__Exercise material__.

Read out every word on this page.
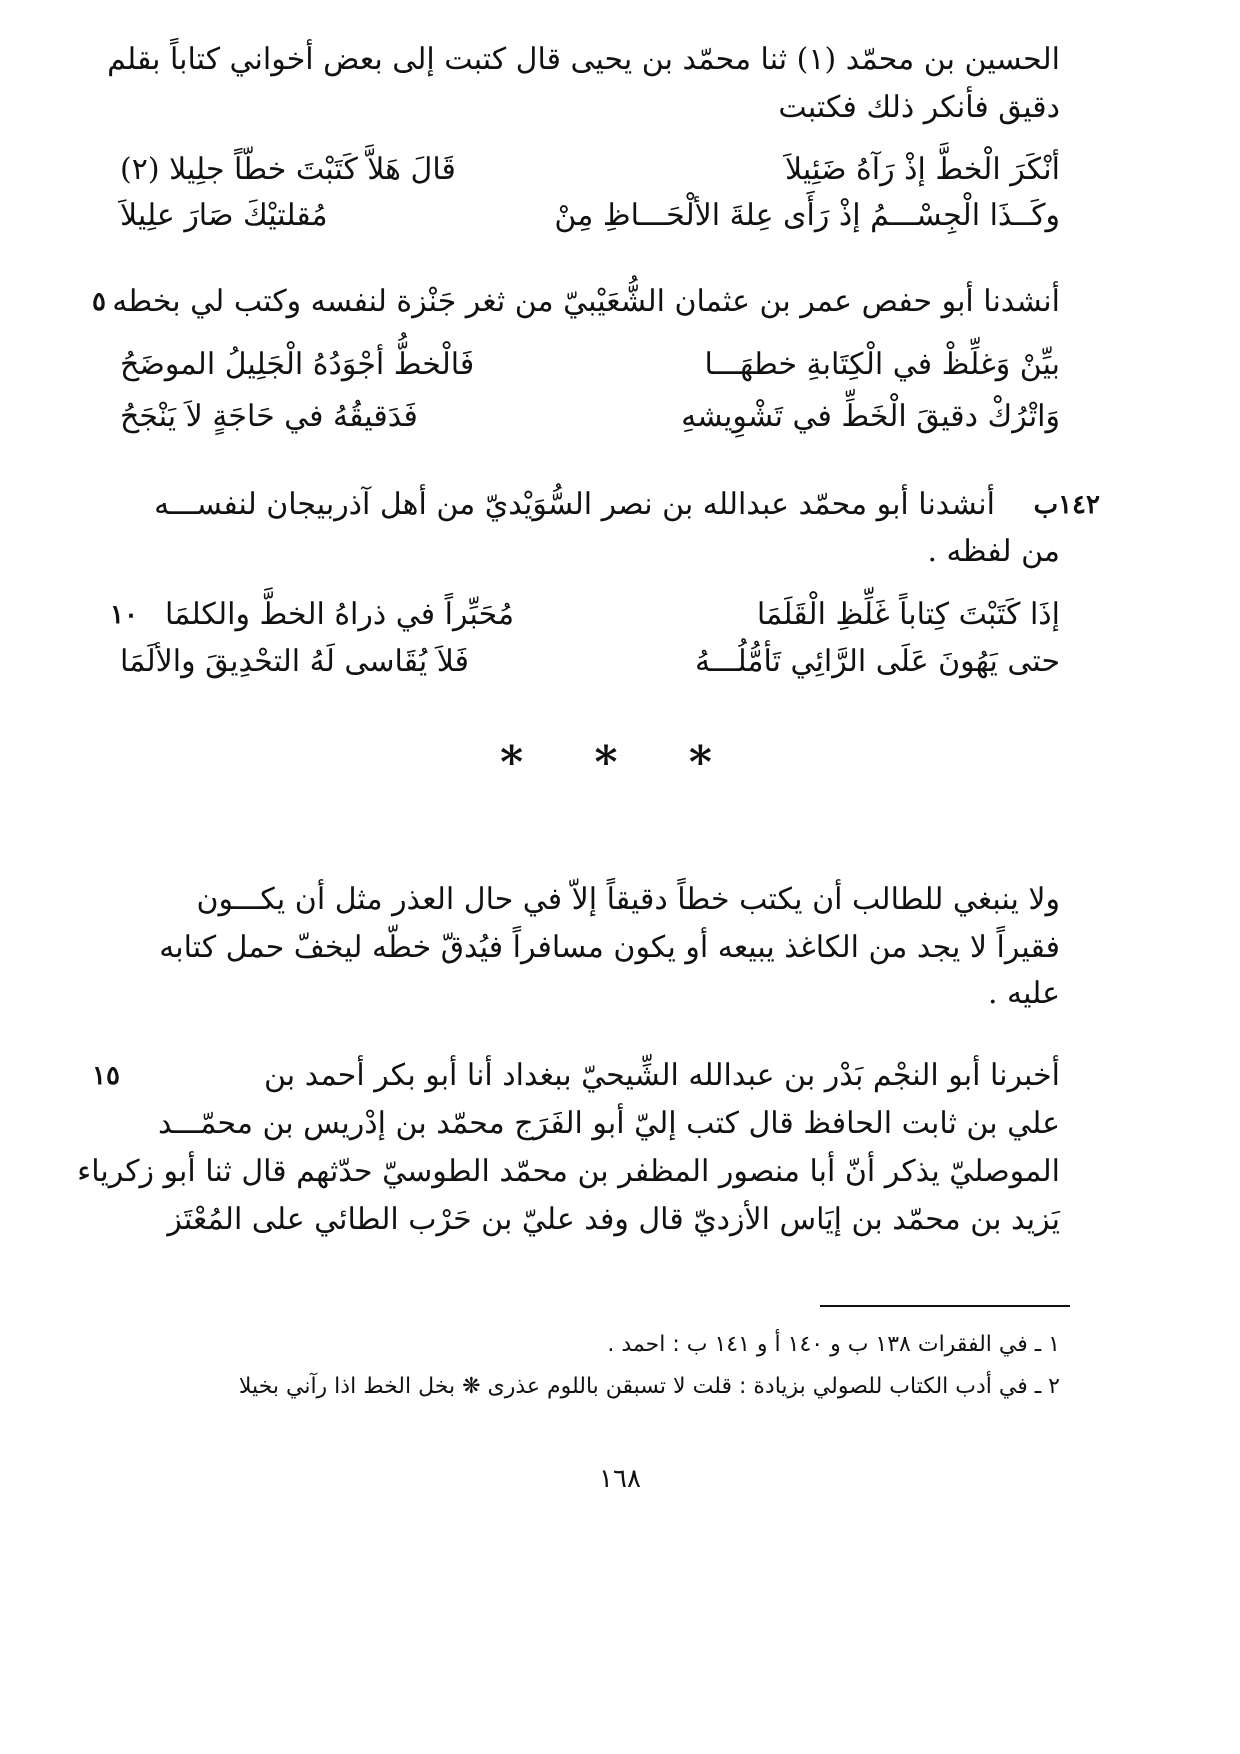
الحسين بن محمّد (١) ثنا محمّد بن يحيى قال كتبت إلى بعض أخواني كتاباً بقلم
دقيق فأنكر ذلك فكتبت
أنْكَرَ الْخطَّ إذْ رَآهُ ضَئِيلاَ
قَالَ هَلاَّ كَتَبْتَ خطّاً جلِيلا (٢)
وكَــذَا الْجِسْـــمُ إذْ رَأَى عِلةَ الألْحَـــاظِ مِنْ
مُقلتيْكَ صَارَ علِيلاَ
أنشدنا أبو حفص عمر بن عثمان الشُّعَيْبيّ من ثغر جَنْزة لنفسه وكتب لي بخطه
٥
بيِّنْ وَغلِّظْ في الْكِتَابةِ خطهَـــا
فَالْخطُّ أجْوَدُهُ الْجَلِيلُ الموضَحُ
وَاتْرُكْ دقيقَ الْخَطِّ في تَشْوِيشهِ
فَدَقيقُهُ في حَاجَةٍ لاَ يَنْجَحُ
١٤٢ب
أنشدنا أبو محمّد عبدالله بن نصر السُّوَيْديّ من أهل آذربيجان لنفســـه
من لفظه .
إذَا كَتَبْتَ كِتاباً غَلِّظِ الْقَلَمَا
مُحَبِّراً في ذراهُ الخطَّ والكلمَا
١٠
حتى يَهُونَ عَلَى الرَّائِي تَأمُّلُـــهُ
فَلاَ يُقَاسى لَهُ التحْدِيقَ والألَمَا
* * *
ولا ينبغي للطالب أن يكتب خطاً دقيقاً إلاّ في حال العذر مثل أن يكـــون
فقيراً لا يجد من الكاغذ يبيعه أو يكون مسافراً فيُدقّ خطّه ليخفّ حمل كتابه
عليه .
أخبرنا أبو النجْم بَدْر بن عبدالله الشِّيحيّ ببغداد أنا أبو بكر أحمد بن
١٥
علي بن ثابت الحافظ قال كتب إليّ أبو الفَرَج محمّد بن إدْريس بن محمّـــد
الموصليّ يذكر أنّ أبا منصور المظفر بن محمّد الطوسيّ حدّثهم قال ثنا أبو زكرياء
يَزيد بن محمّد بن إيَاس الأزديّ قال وفد عليّ بن حَرْب الطائي على المُعْتَز
١ ـ في الفقرات ١٣٨ ب و ١٤٠ أ و ١٤١ ب : احمد .
٢ ـ في أدب الكتاب للصولي بزيادة : قلت لا تسبقن باللوم عذرى ❋ بخل الخط اذا رآني بخيلا
١٦٨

__What the task requires__.
Pick out each line containing "الخط" and report it.

__Final answer__.
مُحَبِّراً في ذراهُ الخطَّ والكلمَا
٢ ـ في أدب الكتاب للصولي بزيادة : قلت لا تسبقن باللوم عذرى ❋ بخل الخط اذا رآني بخيلا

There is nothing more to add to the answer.